■ GIVEN INSTRUCTION: Print the entries verbatim, leaving out the images they contain.

■ RECORDS SHOWN:

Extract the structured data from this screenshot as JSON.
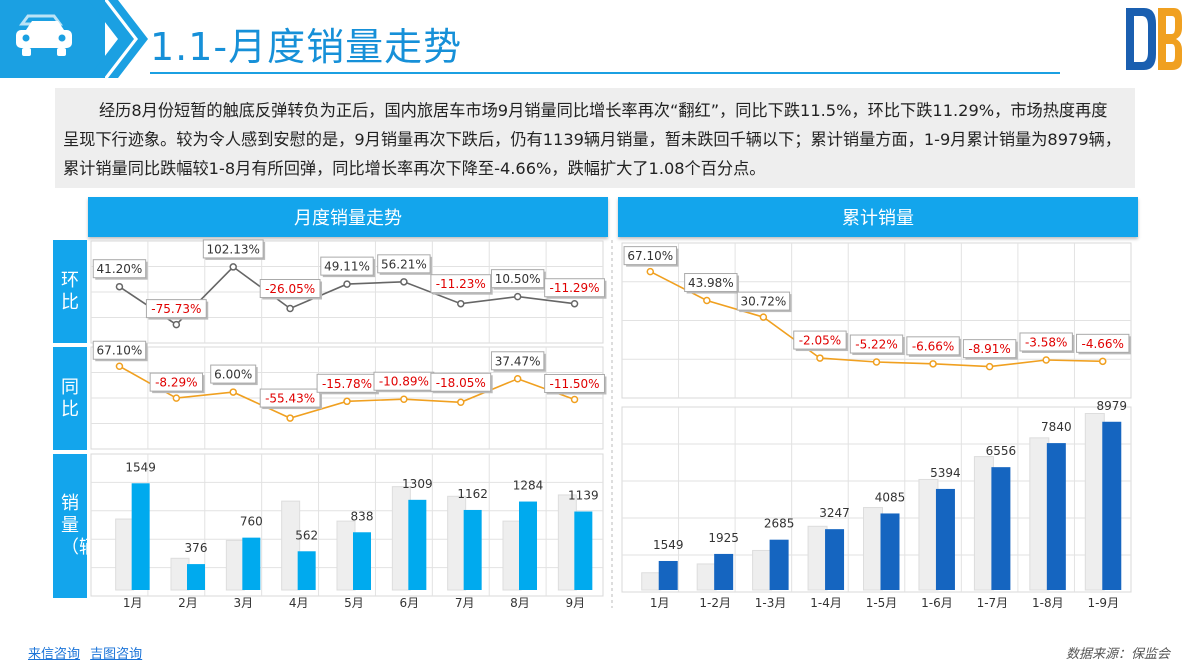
{
  "header": {
    "title": "1.1-月度销量走势"
  },
  "summary": "经历8月份短暂的触底反弹转负为正后，国内旅居车市场9月销量同比增长率再次“翻红”，同比下跌11.5%，环比下跌11.29%，市场热度再度呈现下行迹象。较为令人感到安慰的是，9月销量再次下跌后，仍有1139辆月销量，暂未跌回千辆以下；累计销量方面，1-9月累计销量为8979辆，累计销量同比跌幅较1-8月有所回弹，同比增长率再次下降至-4.66%，跌幅扩大了1.08个百分点。",
  "left_panel": {
    "title": "月度销量走势",
    "side_labels": [
      "环比",
      "同比",
      "销量（辆）"
    ]
  },
  "right_panel": {
    "title": "累计销量"
  },
  "footer": {
    "links": [
      "来信咨询",
      "吉图咨询"
    ],
    "source": "数据来源：保监会"
  },
  "colors": {
    "accent": "#13a5ec",
    "bar_light": "#eeeeee",
    "bar_blue": "#00aaee",
    "bar_dark": "#1565c0",
    "line_gray": "#666666",
    "line_orange": "#f0a020",
    "negative_text": "#e00000"
  },
  "chart_data": [
    {
      "type": "line",
      "name": "环比",
      "categories": [
        "1月",
        "2月",
        "3月",
        "4月",
        "5月",
        "6月",
        "7月",
        "8月",
        "9月"
      ],
      "values": [
        41.2,
        -75.73,
        102.13,
        -26.05,
        49.11,
        56.21,
        -11.23,
        10.5,
        -11.29
      ],
      "labels": [
        "41.20%",
        "-75.73%",
        "102.13%",
        "-26.05%",
        "49.11%",
        "56.21%",
        "-11.23%",
        "10.50%",
        "-11.29%"
      ],
      "color": "#666666"
    },
    {
      "type": "line",
      "name": "同比",
      "categories": [
        "1月",
        "2月",
        "3月",
        "4月",
        "5月",
        "6月",
        "7月",
        "8月",
        "9月"
      ],
      "values": [
        67.1,
        -8.29,
        6.0,
        -55.43,
        -15.78,
        -10.89,
        -18.05,
        37.47,
        -11.5
      ],
      "labels": [
        "67.10%",
        "-8.29%",
        "6.00%",
        "-55.43%",
        "-15.78%",
        "-10.89%",
        "-18.05%",
        "37.47%",
        "-11.50%"
      ],
      "color": "#f0a020"
    },
    {
      "type": "bar",
      "name": "销量（辆）",
      "categories": [
        "1月",
        "2月",
        "3月",
        "4月",
        "5月",
        "6月",
        "7月",
        "8月",
        "9月"
      ],
      "series": [
        {
          "values": [
            1030,
            460,
            720,
            1290,
            1000,
            1500,
            1360,
            1000,
            1380
          ]
        },
        {
          "values": [
            1549,
            376,
            760,
            562,
            838,
            1309,
            1162,
            1284,
            1139
          ]
        }
      ],
      "labels": [
        "1549",
        "376",
        "760",
        "562",
        "838",
        "1309",
        "1162",
        "1284",
        "1139"
      ],
      "ylim": [
        0,
        1800
      ]
    },
    {
      "type": "line",
      "name": "累计同比",
      "categories": [
        "1月",
        "1-2月",
        "1-3月",
        "1-4月",
        "1-5月",
        "1-6月",
        "1-7月",
        "1-8月",
        "1-9月"
      ],
      "values": [
        67.1,
        43.98,
        30.72,
        -2.05,
        -5.22,
        -6.66,
        -8.91,
        -3.58,
        -4.66
      ],
      "labels": [
        "67.10%",
        "43.98%",
        "30.72%",
        "-2.05%",
        "-5.22%",
        "-6.66%",
        "-8.91%",
        "-3.58%",
        "-4.66%"
      ],
      "color": "#f0a020"
    },
    {
      "type": "bar",
      "name": "累计销量",
      "categories": [
        "1月",
        "1-2月",
        "1-3月",
        "1-4月",
        "1-5月",
        "1-6月",
        "1-7月",
        "1-8月",
        "1-9月"
      ],
      "series": [
        {
          "values": [
            920,
            1390,
            2110,
            3400,
            4400,
            5900,
            7120,
            8120,
            9420
          ]
        },
        {
          "values": [
            1549,
            1925,
            2685,
            3247,
            4085,
            5394,
            6556,
            7840,
            8979
          ]
        }
      ],
      "labels": [
        "1549",
        "1925",
        "2685",
        "3247",
        "4085",
        "5394",
        "6556",
        "7840",
        "8979"
      ],
      "ylim": [
        0,
        9500
      ]
    }
  ]
}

■ ANSWER TO THE EXERCISE:
Extract the structured data from this screenshot as JSON.
{
  "header": {
    "title": "1.1-月度销量走势"
  },
  "summary": "经历8月份短暂的触底反弹转负为正后，国内旅居车市场9月销量同比增长率再次“翻红”，同比下跌11.5%，环比下跌11.29%，市场热度再度呈现下行迹象。较为令人感到安慰的是，9月销量再次下跌后，仍有1139辆月销量，暂未跌回千辆以下；累计销量方面，1-9月累计销量为8979辆，累计销量同比跌幅较1-8月有所回弹，同比增长率再次下降至-4.66%，跌幅扩大了1.08个百分点。",
  "left_panel": {
    "title": "月度销量走势",
    "side_labels": [
      "环比",
      "同比",
      "销量（辆）"
    ]
  },
  "right_panel": {
    "title": "累计销量"
  },
  "footer": {
    "links": [
      "来信咨询",
      "吉图咨询"
    ],
    "source": "数据来源：保监会"
  },
  "colors": {
    "accent": "#13a5ec",
    "bar_light": "#eeeeee",
    "bar_blue": "#00aaee",
    "bar_dark": "#1565c0",
    "line_gray": "#666666",
    "line_orange": "#f0a020",
    "negative_text": "#e00000"
  },
  "chart_data": [
    {
      "type": "line",
      "name": "环比",
      "categories": [
        "1月",
        "2月",
        "3月",
        "4月",
        "5月",
        "6月",
        "7月",
        "8月",
        "9月"
      ],
      "values": [
        41.2,
        -75.73,
        102.13,
        -26.05,
        49.11,
        56.21,
        -11.23,
        10.5,
        -11.29
      ],
      "labels": [
        "41.20%",
        "-75.73%",
        "102.13%",
        "-26.05%",
        "49.11%",
        "56.21%",
        "-11.23%",
        "10.50%",
        "-11.29%"
      ],
      "color": "#666666"
    },
    {
      "type": "line",
      "name": "同比",
      "categories": [
        "1月",
        "2月",
        "3月",
        "4月",
        "5月",
        "6月",
        "7月",
        "8月",
        "9月"
      ],
      "values": [
        67.1,
        -8.29,
        6.0,
        -55.43,
        -15.78,
        -10.89,
        -18.05,
        37.47,
        -11.5
      ],
      "labels": [
        "67.10%",
        "-8.29%",
        "6.00%",
        "-55.43%",
        "-15.78%",
        "-10.89%",
        "-18.05%",
        "37.47%",
        "-11.50%"
      ],
      "color": "#f0a020"
    },
    {
      "type": "bar",
      "name": "销量（辆）",
      "categories": [
        "1月",
        "2月",
        "3月",
        "4月",
        "5月",
        "6月",
        "7月",
        "8月",
        "9月"
      ],
      "series": [
        {
          "values": [
            1030,
            460,
            720,
            1290,
            1000,
            1500,
            1360,
            1000,
            1380
          ]
        },
        {
          "values": [
            1549,
            376,
            760,
            562,
            838,
            1309,
            1162,
            1284,
            1139
          ]
        }
      ],
      "labels": [
        "1549",
        "376",
        "760",
        "562",
        "838",
        "1309",
        "1162",
        "1284",
        "1139"
      ],
      "ylim": [
        0,
        1800
      ]
    },
    {
      "type": "line",
      "name": "累计同比",
      "categories": [
        "1月",
        "1-2月",
        "1-3月",
        "1-4月",
        "1-5月",
        "1-6月",
        "1-7月",
        "1-8月",
        "1-9月"
      ],
      "values": [
        67.1,
        43.98,
        30.72,
        -2.05,
        -5.22,
        -6.66,
        -8.91,
        -3.58,
        -4.66
      ],
      "labels": [
        "67.10%",
        "43.98%",
        "30.72%",
        "-2.05%",
        "-5.22%",
        "-6.66%",
        "-8.91%",
        "-3.58%",
        "-4.66%"
      ],
      "color": "#f0a020"
    },
    {
      "type": "bar",
      "name": "累计销量",
      "categories": [
        "1月",
        "1-2月",
        "1-3月",
        "1-4月",
        "1-5月",
        "1-6月",
        "1-7月",
        "1-8月",
        "1-9月"
      ],
      "series": [
        {
          "values": [
            920,
            1390,
            2110,
            3400,
            4400,
            5900,
            7120,
            8120,
            9420
          ]
        },
        {
          "values": [
            1549,
            1925,
            2685,
            3247,
            4085,
            5394,
            6556,
            7840,
            8979
          ]
        }
      ],
      "labels": [
        "1549",
        "1925",
        "2685",
        "3247",
        "4085",
        "5394",
        "6556",
        "7840",
        "8979"
      ],
      "ylim": [
        0,
        9500
      ]
    }
  ]
}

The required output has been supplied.